Copy every entry word for word. Skip the pictures.

▬▬▬

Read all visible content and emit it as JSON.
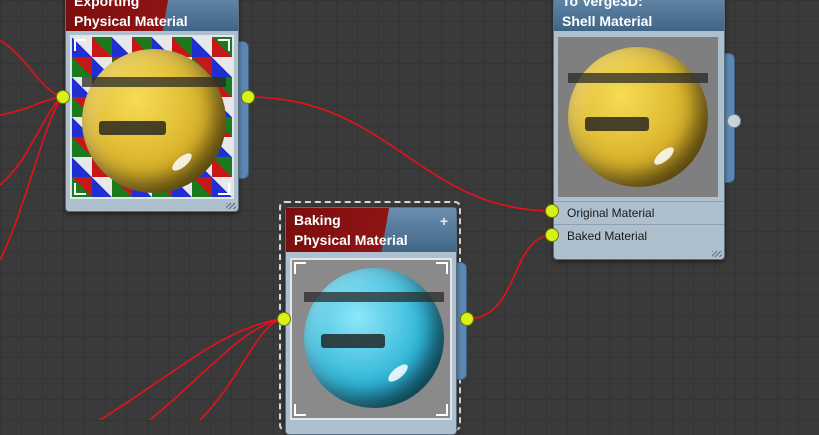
{
  "colors": {
    "wire": "#e8101a",
    "socket": "#d9f01a",
    "header_red": "#8f1414",
    "header_blue": "#4a7092"
  },
  "nodes": {
    "export": {
      "title_line1": "Exporting",
      "title_line2": "Physical Material"
    },
    "baking": {
      "title_line1": "Baking",
      "title_line2": "Physical Material",
      "plus_icon": "+"
    },
    "shell": {
      "title_line1": "To Verge3D:",
      "title_line2": "Shell Material",
      "inputs": [
        {
          "label": "Original Material"
        },
        {
          "label": "Baked Material"
        }
      ]
    }
  }
}
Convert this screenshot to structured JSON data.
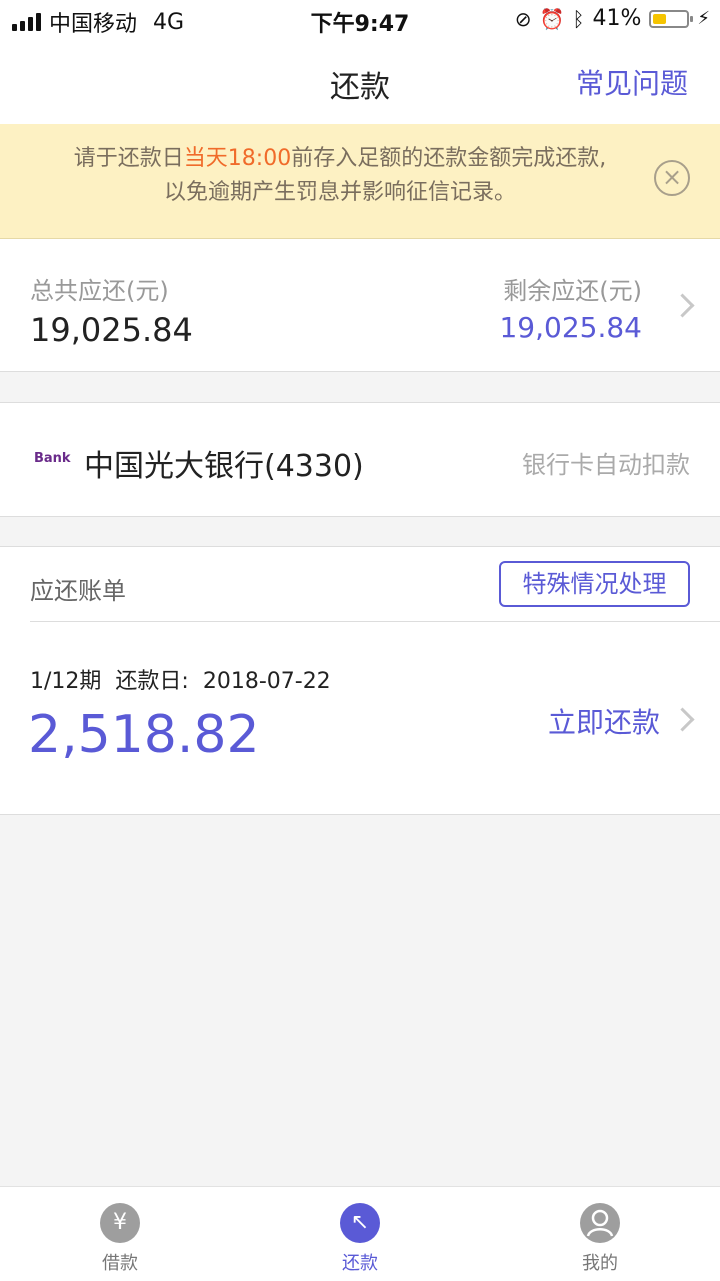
{
  "status_bar": {
    "carrier": "中国移动",
    "network": "4G",
    "time": "下午9:47",
    "battery": "41%",
    "battery_level": 0.41
  },
  "navbar": {
    "title": "还款",
    "faq": "常见问题"
  },
  "banner": {
    "line1_prefix": "请于还款日",
    "line1_highlight": "当天18:00",
    "line1_suffix": "前存入足额的还款金额完成还款,",
    "line2": "以免逾期产生罚息并影响征信记录。"
  },
  "totals": {
    "total_label": "总共应还(元)",
    "total_value": "19,025.84",
    "remaining_label": "剩余应还(元)",
    "remaining_value": "19,025.84"
  },
  "bank": {
    "logo_text": "Bank",
    "name": "中国光大银行(4330)",
    "auto_deduct": "银行卡自动扣款"
  },
  "bill": {
    "title": "应还账单",
    "special_button": "特殊情况处理",
    "period": "1/12期",
    "due_label": "还款日:",
    "due_date": "2018-07-22",
    "amount": "2,518.82",
    "pay_now": "立即还款"
  },
  "tabs": [
    {
      "label": "借款",
      "icon": "yuan-icon",
      "active": false
    },
    {
      "label": "还款",
      "icon": "repay-arrow-icon",
      "active": true
    },
    {
      "label": "我的",
      "icon": "user-icon",
      "active": false
    }
  ],
  "colors": {
    "accent": "#5a5ad6",
    "banner_bg": "#fdf1c3",
    "highlight": "#f06b2a"
  }
}
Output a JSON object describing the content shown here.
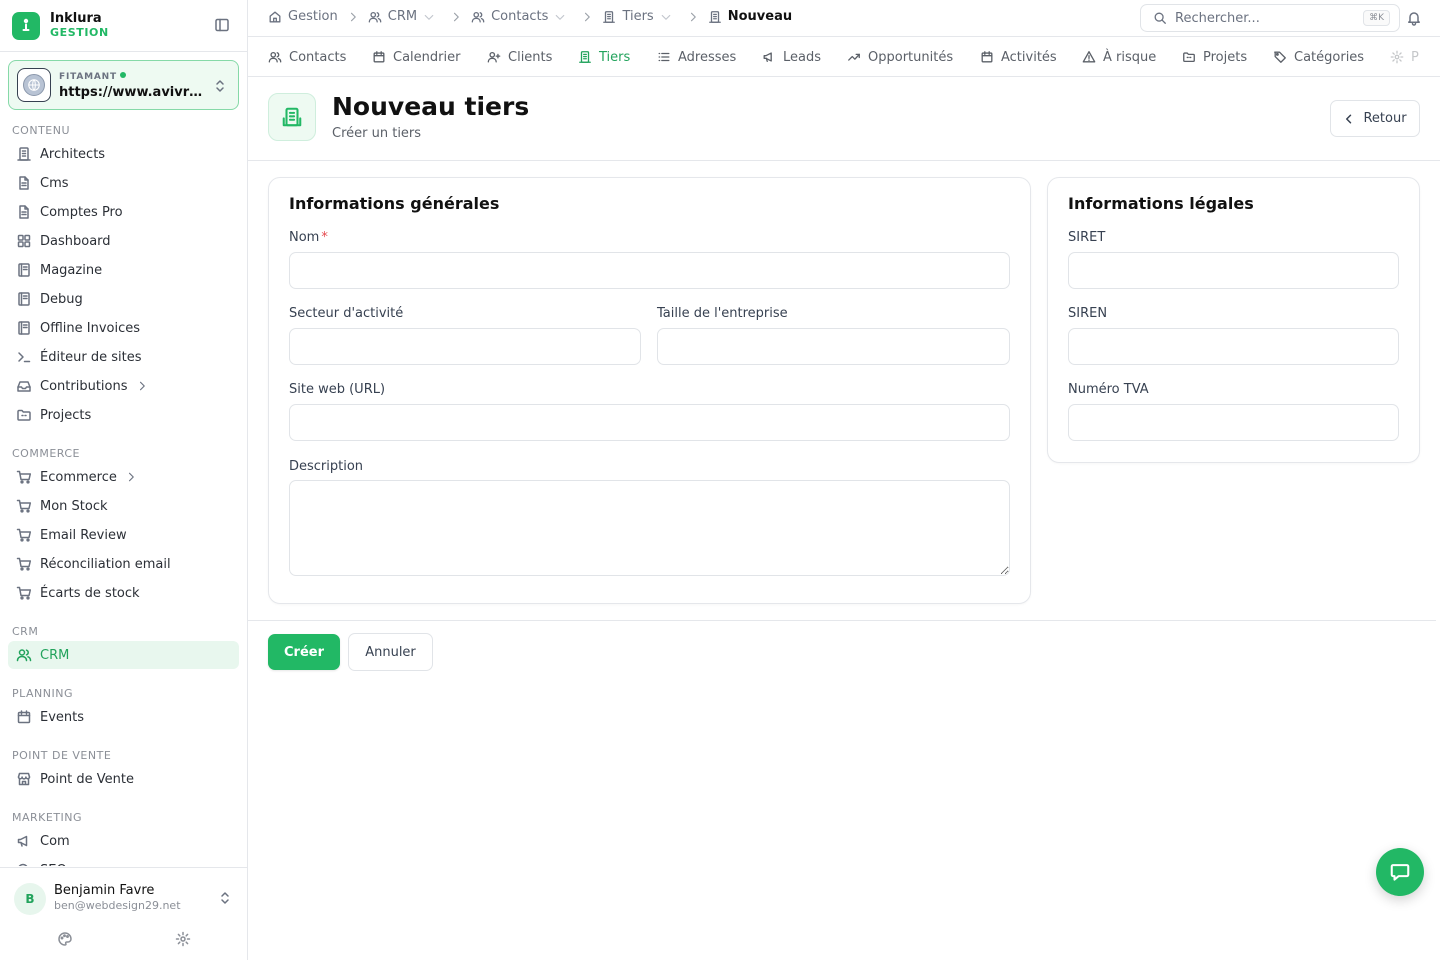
{
  "brand": {
    "name": "Inklura",
    "sub": "GESTION"
  },
  "site": {
    "label": "FITAMANT",
    "url": "https://www.avivre-immobilier.fr"
  },
  "sidebar": {
    "sections": [
      {
        "title": "CONTENU",
        "items": [
          {
            "label": "Architects",
            "icon": "building-icon"
          },
          {
            "label": "Cms",
            "icon": "file-icon"
          },
          {
            "label": "Comptes Pro",
            "icon": "file-icon"
          },
          {
            "label": "Dashboard",
            "icon": "grid-icon"
          },
          {
            "label": "Magazine",
            "icon": "book-icon"
          },
          {
            "label": "Debug",
            "icon": "book-icon"
          },
          {
            "label": "Offline Invoices",
            "icon": "book-icon"
          },
          {
            "label": "Éditeur de sites",
            "icon": "terminal-icon"
          },
          {
            "label": "Contributions",
            "icon": "inbox-icon",
            "chevron": true
          },
          {
            "label": "Projects",
            "icon": "folder-icon"
          }
        ]
      },
      {
        "title": "COMMERCE",
        "items": [
          {
            "label": "Ecommerce",
            "icon": "cart-icon",
            "chevron": true
          },
          {
            "label": "Mon Stock",
            "icon": "cart-icon"
          },
          {
            "label": "Email Review",
            "icon": "cart-icon"
          },
          {
            "label": "Réconciliation email",
            "icon": "cart-icon"
          },
          {
            "label": "Écarts de stock",
            "icon": "cart-icon"
          }
        ]
      },
      {
        "title": "CRM",
        "items": [
          {
            "label": "CRM",
            "icon": "users-icon",
            "active": true
          }
        ]
      },
      {
        "title": "PLANNING",
        "items": [
          {
            "label": "Events",
            "icon": "calendar-icon"
          }
        ]
      },
      {
        "title": "POINT DE VENTE",
        "items": [
          {
            "label": "Point de Vente",
            "icon": "store-icon"
          }
        ]
      },
      {
        "title": "MARKETING",
        "items": [
          {
            "label": "Com",
            "icon": "megaphone-icon"
          },
          {
            "label": "SEO",
            "icon": "search-icon"
          }
        ]
      }
    ]
  },
  "user": {
    "initial": "B",
    "name": "Benjamin Favre",
    "email": "ben@webdesign29.net"
  },
  "breadcrumb": [
    {
      "label": "Gestion",
      "icon": "home-icon"
    },
    {
      "label": "CRM",
      "icon": "users-icon",
      "dropdown": true
    },
    {
      "label": "Contacts",
      "icon": "users-icon",
      "dropdown": true
    },
    {
      "label": "Tiers",
      "icon": "building-icon",
      "dropdown": true
    },
    {
      "label": "Nouveau",
      "icon": "building-icon",
      "current": true
    }
  ],
  "search": {
    "placeholder": "Rechercher...",
    "shortcut": "⌘K"
  },
  "tabs": [
    {
      "label": "Contacts",
      "icon": "users-icon"
    },
    {
      "label": "Calendrier",
      "icon": "calendar-icon"
    },
    {
      "label": "Clients",
      "icon": "user-plus-icon"
    },
    {
      "label": "Tiers",
      "icon": "building-icon",
      "active": true
    },
    {
      "label": "Adresses",
      "icon": "list-icon"
    },
    {
      "label": "Leads",
      "icon": "megaphone-icon"
    },
    {
      "label": "Opportunités",
      "icon": "trend-up-icon"
    },
    {
      "label": "Activités",
      "icon": "calendar-icon"
    },
    {
      "label": "À risque",
      "icon": "warning-icon"
    },
    {
      "label": "Projets",
      "icon": "folder-icon"
    },
    {
      "label": "Catégories",
      "icon": "tag-icon"
    },
    {
      "label": "P",
      "icon": "gear-icon",
      "faded": true
    }
  ],
  "page": {
    "title": "Nouveau tiers",
    "subtitle": "Créer un tiers",
    "back_label": "Retour"
  },
  "general": {
    "title": "Informations générales",
    "nom_label": "Nom",
    "nom_required": "*",
    "nom_value": "",
    "secteur_label": "Secteur d'activité",
    "secteur_value": "",
    "taille_label": "Taille de l'entreprise",
    "taille_value": "",
    "site_label": "Site web (URL)",
    "site_value": "",
    "description_label": "Description",
    "description_value": ""
  },
  "legal": {
    "title": "Informations légales",
    "siret_label": "SIRET",
    "siret_value": "",
    "siren_label": "SIREN",
    "siren_value": "",
    "tva_label": "Numéro TVA",
    "tva_value": ""
  },
  "actions": {
    "create_label": "Créer",
    "cancel_label": "Annuler"
  },
  "colors": {
    "accent": "#22b865",
    "active_bg": "#e8f7ee",
    "required": "#e5484d"
  }
}
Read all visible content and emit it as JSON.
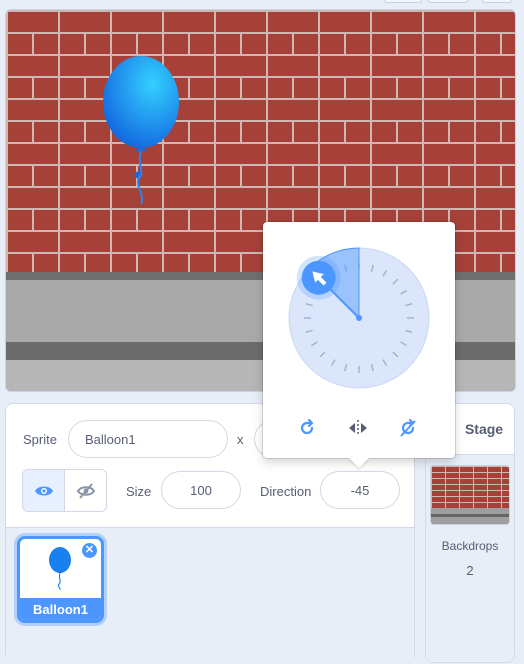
{
  "sprite_info": {
    "sprite_label": "Sprite",
    "sprite_name": "Balloon1",
    "x_label": "x",
    "size_label": "Size",
    "size_value": "100",
    "direction_label": "Direction",
    "direction_value": "-45"
  },
  "sprites": [
    {
      "name": "Balloon1",
      "selected": true
    }
  ],
  "stage_panel": {
    "title": "Stage",
    "backdrops_label": "Backdrops",
    "backdrops_count": "2"
  },
  "direction_dial": {
    "direction_degrees": -45,
    "rotation_styles": [
      "all-around",
      "left-right",
      "dont-rotate"
    ],
    "active_style": "dont-rotate"
  },
  "colors": {
    "accent": "#4c97ff",
    "text": "#575e75",
    "panel_bg": "#e8eef8"
  }
}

▬▬▬

» Task solution:
Read all visible content and emit it as JSON.
{
  "colors": {
    "wire": "#e8101a",
    "socket": "#d9f01a",
    "header_red": "#8f1414",
    "header_blue": "#4a7092"
  },
  "nodes": {
    "export": {
      "title_line1": "Exporting",
      "title_line2": "Physical Material"
    },
    "baking": {
      "title_line1": "Baking",
      "title_line2": "Physical Material",
      "plus_icon": "+"
    },
    "shell": {
      "title_line1": "To Verge3D:",
      "title_line2": "Shell Material",
      "inputs": [
        {
          "label": "Original Material"
        },
        {
          "label": "Baked Material"
        }
      ]
    }
  }
}
Convert this screenshot to structured JSON data.
{
  "status_bar": {
    "carrier": "中国移动",
    "network": "4G",
    "time": "下午9:47",
    "battery": "41%",
    "battery_level": 0.41
  },
  "navbar": {
    "title": "还款",
    "faq": "常见问题"
  },
  "banner": {
    "line1_prefix": "请于还款日",
    "line1_highlight": "当天18:00",
    "line1_suffix": "前存入足额的还款金额完成还款,",
    "line2": "以免逾期产生罚息并影响征信记录。"
  },
  "totals": {
    "total_label": "总共应还(元)",
    "total_value": "19,025.84",
    "remaining_label": "剩余应还(元)",
    "remaining_value": "19,025.84"
  },
  "bank": {
    "logo_text": "Bank",
    "name": "中国光大银行(4330)",
    "auto_deduct": "银行卡自动扣款"
  },
  "bill": {
    "title": "应还账单",
    "special_button": "特殊情况处理",
    "period": "1/12期",
    "due_label": "还款日:",
    "due_date": "2018-07-22",
    "amount": "2,518.82",
    "pay_now": "立即还款"
  },
  "tabs": [
    {
      "label": "借款",
      "icon": "yuan-icon",
      "active": false
    },
    {
      "label": "还款",
      "icon": "repay-arrow-icon",
      "active": true
    },
    {
      "label": "我的",
      "icon": "user-icon",
      "active": false
    }
  ],
  "colors": {
    "accent": "#5a5ad6",
    "banner_bg": "#fdf1c3",
    "highlight": "#f06b2a"
  }
}
Output a JSON object describing the content shown here.
{
  "brand": {
    "name": "Inklura",
    "sub": "GESTION"
  },
  "site": {
    "label": "FITAMANT",
    "url": "https://www.avivre-immobilier.fr"
  },
  "sidebar": {
    "sections": [
      {
        "title": "CONTENU",
        "items": [
          {
            "label": "Architects",
            "icon": "building-icon"
          },
          {
            "label": "Cms",
            "icon": "file-icon"
          },
          {
            "label": "Comptes Pro",
            "icon": "file-icon"
          },
          {
            "label": "Dashboard",
            "icon": "grid-icon"
          },
          {
            "label": "Magazine",
            "icon": "book-icon"
          },
          {
            "label": "Debug",
            "icon": "book-icon"
          },
          {
            "label": "Offline Invoices",
            "icon": "book-icon"
          },
          {
            "label": "Éditeur de sites",
            "icon": "terminal-icon"
          },
          {
            "label": "Contributions",
            "icon": "inbox-icon",
            "chevron": true
          },
          {
            "label": "Projects",
            "icon": "folder-icon"
          }
        ]
      },
      {
        "title": "COMMERCE",
        "items": [
          {
            "label": "Ecommerce",
            "icon": "cart-icon",
            "chevron": true
          },
          {
            "label": "Mon Stock",
            "icon": "cart-icon"
          },
          {
            "label": "Email Review",
            "icon": "cart-icon"
          },
          {
            "label": "Réconciliation email",
            "icon": "cart-icon"
          },
          {
            "label": "Écarts de stock",
            "icon": "cart-icon"
          }
        ]
      },
      {
        "title": "CRM",
        "items": [
          {
            "label": "CRM",
            "icon": "users-icon",
            "active": true
          }
        ]
      },
      {
        "title": "PLANNING",
        "items": [
          {
            "label": "Events",
            "icon": "calendar-icon"
          }
        ]
      },
      {
        "title": "POINT DE VENTE",
        "items": [
          {
            "label": "Point de Vente",
            "icon": "store-icon"
          }
        ]
      },
      {
        "title": "MARKETING",
        "items": [
          {
            "label": "Com",
            "icon": "megaphone-icon"
          },
          {
            "label": "SEO",
            "icon": "search-icon"
          }
        ]
      }
    ]
  },
  "user": {
    "initial": "B",
    "name": "Benjamin Favre",
    "email": "ben@webdesign29.net"
  },
  "breadcrumb": [
    {
      "label": "Gestion",
      "icon": "home-icon"
    },
    {
      "label": "CRM",
      "icon": "users-icon",
      "dropdown": true
    },
    {
      "label": "Contacts",
      "icon": "users-icon",
      "dropdown": true
    },
    {
      "label": "Tiers",
      "icon": "building-icon",
      "dropdown": true
    },
    {
      "label": "Nouveau",
      "icon": "building-icon",
      "current": true
    }
  ],
  "search": {
    "placeholder": "Rechercher...",
    "shortcut": "⌘K"
  },
  "tabs": [
    {
      "label": "Contacts",
      "icon": "users-icon"
    },
    {
      "label": "Calendrier",
      "icon": "calendar-icon"
    },
    {
      "label": "Clients",
      "icon": "user-plus-icon"
    },
    {
      "label": "Tiers",
      "icon": "building-icon",
      "active": true
    },
    {
      "label": "Adresses",
      "icon": "list-icon"
    },
    {
      "label": "Leads",
      "icon": "megaphone-icon"
    },
    {
      "label": "Opportunités",
      "icon": "trend-up-icon"
    },
    {
      "label": "Activités",
      "icon": "calendar-icon"
    },
    {
      "label": "À risque",
      "icon": "warning-icon"
    },
    {
      "label": "Projets",
      "icon": "folder-icon"
    },
    {
      "label": "Catégories",
      "icon": "tag-icon"
    },
    {
      "label": "P",
      "icon": "gear-icon",
      "faded": true
    }
  ],
  "page": {
    "title": "Nouveau tiers",
    "subtitle": "Créer un tiers",
    "back_label": "Retour"
  },
  "general": {
    "title": "Informations générales",
    "nom_label": "Nom",
    "nom_required": "*",
    "nom_value": "",
    "secteur_label": "Secteur d'activité",
    "secteur_value": "",
    "taille_label": "Taille de l'entreprise",
    "taille_value": "",
    "site_label": "Site web (URL)",
    "site_value": "",
    "description_label": "Description",
    "description_value": ""
  },
  "legal": {
    "title": "Informations légales",
    "siret_label": "SIRET",
    "siret_value": "",
    "siren_label": "SIREN",
    "siren_value": "",
    "tva_label": "Numéro TVA",
    "tva_value": ""
  },
  "actions": {
    "create_label": "Créer",
    "cancel_label": "Annuler"
  },
  "colors": {
    "accent": "#22b865",
    "active_bg": "#e8f7ee",
    "required": "#e5484d"
  }
}
Read all visible content and emit it as JSON.
{
  "sprite_info": {
    "sprite_label": "Sprite",
    "sprite_name": "Balloon1",
    "x_label": "x",
    "size_label": "Size",
    "size_value": "100",
    "direction_label": "Direction",
    "direction_value": "-45"
  },
  "sprites": [
    {
      "name": "Balloon1",
      "selected": true
    }
  ],
  "stage_panel": {
    "title": "Stage",
    "backdrops_label": "Backdrops",
    "backdrops_count": "2"
  },
  "direction_dial": {
    "direction_degrees": -45,
    "rotation_styles": [
      "all-around",
      "left-right",
      "dont-rotate"
    ],
    "active_style": "dont-rotate"
  },
  "colors": {
    "accent": "#4c97ff",
    "text": "#575e75",
    "panel_bg": "#e8eef8"
  }
}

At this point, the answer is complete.